● REQUIREMENT: Only the number is wanted: how many lines of the data contain "Trigonometric"?

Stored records
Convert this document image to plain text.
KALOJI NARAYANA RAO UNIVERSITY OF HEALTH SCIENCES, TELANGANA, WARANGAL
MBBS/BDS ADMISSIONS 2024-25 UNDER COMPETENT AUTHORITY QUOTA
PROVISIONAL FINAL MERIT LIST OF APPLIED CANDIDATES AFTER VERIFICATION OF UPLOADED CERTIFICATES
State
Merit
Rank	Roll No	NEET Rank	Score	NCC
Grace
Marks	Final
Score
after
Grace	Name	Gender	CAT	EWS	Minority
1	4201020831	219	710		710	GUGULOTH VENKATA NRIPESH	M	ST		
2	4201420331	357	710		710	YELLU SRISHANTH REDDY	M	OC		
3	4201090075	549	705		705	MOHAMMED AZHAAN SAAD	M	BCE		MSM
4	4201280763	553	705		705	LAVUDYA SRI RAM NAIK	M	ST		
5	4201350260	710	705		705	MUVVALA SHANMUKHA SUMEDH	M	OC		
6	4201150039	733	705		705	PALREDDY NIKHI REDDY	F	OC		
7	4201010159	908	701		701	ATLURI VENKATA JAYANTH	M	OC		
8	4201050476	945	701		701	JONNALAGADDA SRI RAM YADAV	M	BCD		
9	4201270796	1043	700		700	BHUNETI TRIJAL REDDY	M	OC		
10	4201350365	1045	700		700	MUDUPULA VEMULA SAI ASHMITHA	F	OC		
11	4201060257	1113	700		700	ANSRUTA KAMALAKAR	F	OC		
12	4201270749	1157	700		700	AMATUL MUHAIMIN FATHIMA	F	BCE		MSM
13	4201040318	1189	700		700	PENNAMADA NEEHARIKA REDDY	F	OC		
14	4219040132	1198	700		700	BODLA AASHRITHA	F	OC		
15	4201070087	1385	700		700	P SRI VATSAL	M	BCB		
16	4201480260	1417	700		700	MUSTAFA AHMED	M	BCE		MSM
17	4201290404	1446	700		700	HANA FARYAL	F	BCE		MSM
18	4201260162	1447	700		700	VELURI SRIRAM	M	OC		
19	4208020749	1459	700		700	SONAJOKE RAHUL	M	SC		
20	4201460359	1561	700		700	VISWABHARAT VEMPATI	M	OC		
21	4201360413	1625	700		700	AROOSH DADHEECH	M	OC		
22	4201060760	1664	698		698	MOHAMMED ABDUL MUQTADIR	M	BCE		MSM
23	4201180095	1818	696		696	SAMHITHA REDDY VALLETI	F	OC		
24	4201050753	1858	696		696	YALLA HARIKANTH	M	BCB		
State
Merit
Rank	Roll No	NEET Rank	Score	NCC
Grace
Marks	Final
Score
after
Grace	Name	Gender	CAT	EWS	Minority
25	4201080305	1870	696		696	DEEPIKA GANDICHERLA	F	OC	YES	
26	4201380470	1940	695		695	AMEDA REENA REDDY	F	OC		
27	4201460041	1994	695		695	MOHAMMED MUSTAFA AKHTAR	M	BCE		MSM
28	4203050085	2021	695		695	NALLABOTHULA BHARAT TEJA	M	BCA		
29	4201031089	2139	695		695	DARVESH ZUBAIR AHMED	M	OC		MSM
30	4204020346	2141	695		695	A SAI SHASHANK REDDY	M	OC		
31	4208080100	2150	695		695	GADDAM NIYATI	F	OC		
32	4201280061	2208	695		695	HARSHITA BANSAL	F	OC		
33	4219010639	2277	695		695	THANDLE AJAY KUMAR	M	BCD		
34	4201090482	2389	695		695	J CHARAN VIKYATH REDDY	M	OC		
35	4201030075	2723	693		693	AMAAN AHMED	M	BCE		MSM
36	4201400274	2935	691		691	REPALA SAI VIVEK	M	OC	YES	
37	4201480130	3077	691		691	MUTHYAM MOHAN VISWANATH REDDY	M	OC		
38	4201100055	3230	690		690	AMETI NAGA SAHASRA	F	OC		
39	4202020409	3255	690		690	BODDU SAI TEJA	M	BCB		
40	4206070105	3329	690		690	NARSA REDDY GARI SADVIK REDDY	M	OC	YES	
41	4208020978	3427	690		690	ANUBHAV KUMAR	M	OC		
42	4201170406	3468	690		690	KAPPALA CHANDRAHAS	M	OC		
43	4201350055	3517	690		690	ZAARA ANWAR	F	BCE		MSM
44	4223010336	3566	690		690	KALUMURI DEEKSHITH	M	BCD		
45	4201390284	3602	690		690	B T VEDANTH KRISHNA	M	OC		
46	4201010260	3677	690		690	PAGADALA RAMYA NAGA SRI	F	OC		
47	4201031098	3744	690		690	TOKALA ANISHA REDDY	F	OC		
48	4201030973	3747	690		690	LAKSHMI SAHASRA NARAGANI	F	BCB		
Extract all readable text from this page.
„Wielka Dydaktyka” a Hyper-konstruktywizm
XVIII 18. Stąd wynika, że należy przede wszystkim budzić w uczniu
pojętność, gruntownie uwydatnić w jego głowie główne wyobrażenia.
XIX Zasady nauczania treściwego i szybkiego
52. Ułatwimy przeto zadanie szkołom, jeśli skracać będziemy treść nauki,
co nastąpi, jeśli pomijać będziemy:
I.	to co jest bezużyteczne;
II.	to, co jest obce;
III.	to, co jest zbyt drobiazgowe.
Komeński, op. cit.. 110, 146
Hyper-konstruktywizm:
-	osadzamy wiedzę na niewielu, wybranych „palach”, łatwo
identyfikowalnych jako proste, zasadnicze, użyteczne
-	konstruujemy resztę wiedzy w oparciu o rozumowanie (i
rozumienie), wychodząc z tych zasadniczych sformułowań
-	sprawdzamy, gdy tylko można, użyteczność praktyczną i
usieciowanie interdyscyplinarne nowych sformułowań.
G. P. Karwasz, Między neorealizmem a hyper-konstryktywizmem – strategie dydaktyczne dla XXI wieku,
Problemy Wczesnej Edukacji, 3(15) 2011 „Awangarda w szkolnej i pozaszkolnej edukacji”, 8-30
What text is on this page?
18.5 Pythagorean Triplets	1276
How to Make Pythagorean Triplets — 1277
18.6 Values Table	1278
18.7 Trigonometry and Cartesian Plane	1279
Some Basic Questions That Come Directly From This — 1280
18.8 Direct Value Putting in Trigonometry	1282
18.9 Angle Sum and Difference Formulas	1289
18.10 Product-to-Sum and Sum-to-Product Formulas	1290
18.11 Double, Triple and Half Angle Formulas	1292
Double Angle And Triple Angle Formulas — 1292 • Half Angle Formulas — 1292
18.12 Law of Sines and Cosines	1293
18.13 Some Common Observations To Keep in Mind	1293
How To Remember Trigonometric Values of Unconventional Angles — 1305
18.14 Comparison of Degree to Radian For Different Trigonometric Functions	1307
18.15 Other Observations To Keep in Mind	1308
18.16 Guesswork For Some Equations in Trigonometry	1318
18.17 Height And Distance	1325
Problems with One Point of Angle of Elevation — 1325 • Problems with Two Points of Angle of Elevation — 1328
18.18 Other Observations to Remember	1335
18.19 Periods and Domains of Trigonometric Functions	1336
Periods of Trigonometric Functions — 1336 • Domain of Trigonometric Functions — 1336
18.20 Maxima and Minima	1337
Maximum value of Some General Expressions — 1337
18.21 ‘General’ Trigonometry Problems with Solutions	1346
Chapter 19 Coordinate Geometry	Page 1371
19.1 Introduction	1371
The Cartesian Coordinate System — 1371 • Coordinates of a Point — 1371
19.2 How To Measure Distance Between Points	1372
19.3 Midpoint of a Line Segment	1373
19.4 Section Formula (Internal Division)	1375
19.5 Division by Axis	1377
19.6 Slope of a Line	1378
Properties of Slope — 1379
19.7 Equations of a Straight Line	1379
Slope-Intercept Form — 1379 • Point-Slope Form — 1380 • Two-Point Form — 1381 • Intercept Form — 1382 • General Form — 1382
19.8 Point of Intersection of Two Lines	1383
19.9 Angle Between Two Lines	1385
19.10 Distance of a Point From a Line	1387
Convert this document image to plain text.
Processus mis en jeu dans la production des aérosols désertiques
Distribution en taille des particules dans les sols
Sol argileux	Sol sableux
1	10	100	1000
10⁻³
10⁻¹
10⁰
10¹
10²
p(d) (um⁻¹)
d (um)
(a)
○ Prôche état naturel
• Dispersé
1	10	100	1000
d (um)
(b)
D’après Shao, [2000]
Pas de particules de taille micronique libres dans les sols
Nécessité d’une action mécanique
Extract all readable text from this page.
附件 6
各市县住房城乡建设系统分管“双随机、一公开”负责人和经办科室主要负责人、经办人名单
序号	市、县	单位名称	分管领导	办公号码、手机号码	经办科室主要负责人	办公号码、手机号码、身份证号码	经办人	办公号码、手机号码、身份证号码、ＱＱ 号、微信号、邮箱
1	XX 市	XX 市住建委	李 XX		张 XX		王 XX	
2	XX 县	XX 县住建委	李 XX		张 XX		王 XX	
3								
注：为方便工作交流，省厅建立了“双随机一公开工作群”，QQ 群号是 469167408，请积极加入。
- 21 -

● THE RESULT: 4